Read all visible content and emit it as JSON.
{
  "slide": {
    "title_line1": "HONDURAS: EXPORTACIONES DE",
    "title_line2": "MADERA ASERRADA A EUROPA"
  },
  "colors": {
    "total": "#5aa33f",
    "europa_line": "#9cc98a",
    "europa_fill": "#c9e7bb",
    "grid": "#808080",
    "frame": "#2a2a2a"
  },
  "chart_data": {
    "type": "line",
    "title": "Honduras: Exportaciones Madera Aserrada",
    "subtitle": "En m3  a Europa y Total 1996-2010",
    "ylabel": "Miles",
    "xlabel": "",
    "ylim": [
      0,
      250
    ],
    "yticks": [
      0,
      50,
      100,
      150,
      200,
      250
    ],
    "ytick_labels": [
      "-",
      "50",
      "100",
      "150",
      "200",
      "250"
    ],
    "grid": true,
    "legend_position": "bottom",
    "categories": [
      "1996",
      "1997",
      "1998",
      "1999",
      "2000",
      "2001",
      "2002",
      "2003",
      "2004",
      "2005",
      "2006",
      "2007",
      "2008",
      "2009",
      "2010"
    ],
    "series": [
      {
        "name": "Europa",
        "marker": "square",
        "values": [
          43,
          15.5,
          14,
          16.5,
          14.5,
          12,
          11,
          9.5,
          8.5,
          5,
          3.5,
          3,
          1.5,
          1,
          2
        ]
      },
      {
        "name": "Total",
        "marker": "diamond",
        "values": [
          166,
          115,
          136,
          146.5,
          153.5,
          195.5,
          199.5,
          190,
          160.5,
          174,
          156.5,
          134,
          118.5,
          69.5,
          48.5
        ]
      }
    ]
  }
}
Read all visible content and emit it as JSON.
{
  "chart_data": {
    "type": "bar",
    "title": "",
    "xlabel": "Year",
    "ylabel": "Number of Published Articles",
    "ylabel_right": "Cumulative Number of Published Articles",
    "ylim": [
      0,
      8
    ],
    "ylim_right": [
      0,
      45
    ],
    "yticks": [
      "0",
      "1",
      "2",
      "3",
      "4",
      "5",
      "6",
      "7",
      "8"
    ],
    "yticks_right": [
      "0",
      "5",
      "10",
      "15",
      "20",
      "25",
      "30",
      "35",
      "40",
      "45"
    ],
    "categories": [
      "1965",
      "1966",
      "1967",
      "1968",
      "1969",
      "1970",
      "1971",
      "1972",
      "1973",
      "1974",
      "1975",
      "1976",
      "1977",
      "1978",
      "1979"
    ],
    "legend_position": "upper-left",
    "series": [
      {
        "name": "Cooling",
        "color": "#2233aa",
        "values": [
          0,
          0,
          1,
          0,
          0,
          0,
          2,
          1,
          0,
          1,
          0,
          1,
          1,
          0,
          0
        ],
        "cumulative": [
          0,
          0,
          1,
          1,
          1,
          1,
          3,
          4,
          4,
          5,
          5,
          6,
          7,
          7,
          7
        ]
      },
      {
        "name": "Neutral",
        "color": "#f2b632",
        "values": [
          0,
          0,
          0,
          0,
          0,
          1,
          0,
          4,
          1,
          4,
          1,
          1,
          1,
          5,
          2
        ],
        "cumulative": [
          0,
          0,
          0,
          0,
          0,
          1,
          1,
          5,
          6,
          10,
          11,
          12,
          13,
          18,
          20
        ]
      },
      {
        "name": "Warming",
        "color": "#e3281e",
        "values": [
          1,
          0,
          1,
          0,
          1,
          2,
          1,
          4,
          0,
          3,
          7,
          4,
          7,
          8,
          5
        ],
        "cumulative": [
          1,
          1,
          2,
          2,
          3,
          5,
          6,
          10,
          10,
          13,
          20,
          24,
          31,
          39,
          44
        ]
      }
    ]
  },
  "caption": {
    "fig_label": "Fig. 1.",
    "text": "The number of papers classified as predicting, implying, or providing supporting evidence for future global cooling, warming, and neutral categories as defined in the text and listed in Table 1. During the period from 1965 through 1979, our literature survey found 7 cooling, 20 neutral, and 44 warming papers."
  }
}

:::

Your task is to reproduce all of the records exactly.

--- COMPLETE RESPONSE ---
Read all visible content and emit it as JSON.
{
  "slide": {
    "title_line1": "HONDURAS: EXPORTACIONES DE",
    "title_line2": "MADERA ASERRADA A EUROPA"
  },
  "colors": {
    "total": "#5aa33f",
    "europa_line": "#9cc98a",
    "europa_fill": "#c9e7bb",
    "grid": "#808080",
    "frame": "#2a2a2a"
  },
  "chart_data": {
    "type": "line",
    "title": "Honduras: Exportaciones Madera Aserrada",
    "subtitle": "En m3  a Europa y Total 1996-2010",
    "ylabel": "Miles",
    "xlabel": "",
    "ylim": [
      0,
      250
    ],
    "yticks": [
      0,
      50,
      100,
      150,
      200,
      250
    ],
    "ytick_labels": [
      "-",
      "50",
      "100",
      "150",
      "200",
      "250"
    ],
    "grid": true,
    "legend_position": "bottom",
    "categories": [
      "1996",
      "1997",
      "1998",
      "1999",
      "2000",
      "2001",
      "2002",
      "2003",
      "2004",
      "2005",
      "2006",
      "2007",
      "2008",
      "2009",
      "2010"
    ],
    "series": [
      {
        "name": "Europa",
        "marker": "square",
        "values": [
          43,
          15.5,
          14,
          16.5,
          14.5,
          12,
          11,
          9.5,
          8.5,
          5,
          3.5,
          3,
          1.5,
          1,
          2
        ]
      },
      {
        "name": "Total",
        "marker": "diamond",
        "values": [
          166,
          115,
          136,
          146.5,
          153.5,
          195.5,
          199.5,
          190,
          160.5,
          174,
          156.5,
          134,
          118.5,
          69.5,
          48.5
        ]
      }
    ]
  }
}
Read all visible content and emit it as JSON.
{
  "chart_data": {
    "type": "bar",
    "title": "",
    "xlabel": "Year",
    "ylabel": "Number of Published Articles",
    "ylabel_right": "Cumulative Number of Published Articles",
    "ylim": [
      0,
      8
    ],
    "ylim_right": [
      0,
      45
    ],
    "yticks": [
      "0",
      "1",
      "2",
      "3",
      "4",
      "5",
      "6",
      "7",
      "8"
    ],
    "yticks_right": [
      "0",
      "5",
      "10",
      "15",
      "20",
      "25",
      "30",
      "35",
      "40",
      "45"
    ],
    "categories": [
      "1965",
      "1966",
      "1967",
      "1968",
      "1969",
      "1970",
      "1971",
      "1972",
      "1973",
      "1974",
      "1975",
      "1976",
      "1977",
      "1978",
      "1979"
    ],
    "legend_position": "upper-left",
    "series": [
      {
        "name": "Cooling",
        "color": "#2233aa",
        "values": [
          0,
          0,
          1,
          0,
          0,
          0,
          2,
          1,
          0,
          1,
          0,
          1,
          1,
          0,
          0
        ],
        "cumulative": [
          0,
          0,
          1,
          1,
          1,
          1,
          3,
          4,
          4,
          5,
          5,
          6,
          7,
          7,
          7
        ]
      },
      {
        "name": "Neutral",
        "color": "#f2b632",
        "values": [
          0,
          0,
          0,
          0,
          0,
          1,
          0,
          4,
          1,
          4,
          1,
          1,
          1,
          5,
          2
        ],
        "cumulative": [
          0,
          0,
          0,
          0,
          0,
          1,
          1,
          5,
          6,
          10,
          11,
          12,
          13,
          18,
          20
        ]
      },
      {
        "name": "Warming",
        "color": "#e3281e",
        "values": [
          1,
          0,
          1,
          0,
          1,
          2,
          1,
          4,
          0,
          3,
          7,
          4,
          7,
          8,
          5
        ],
        "cumulative": [
          1,
          1,
          2,
          2,
          3,
          5,
          6,
          10,
          10,
          13,
          20,
          24,
          31,
          39,
          44
        ]
      }
    ]
  },
  "caption": {
    "fig_label": "Fig. 1.",
    "text": "The number of papers classified as predicting, implying, or providing supporting evidence for future global cooling, warming, and neutral categories as defined in the text and listed in Table 1. During the period from 1965 through 1979, our literature survey found 7 cooling, 20 neutral, and 44 warming papers."
  }
}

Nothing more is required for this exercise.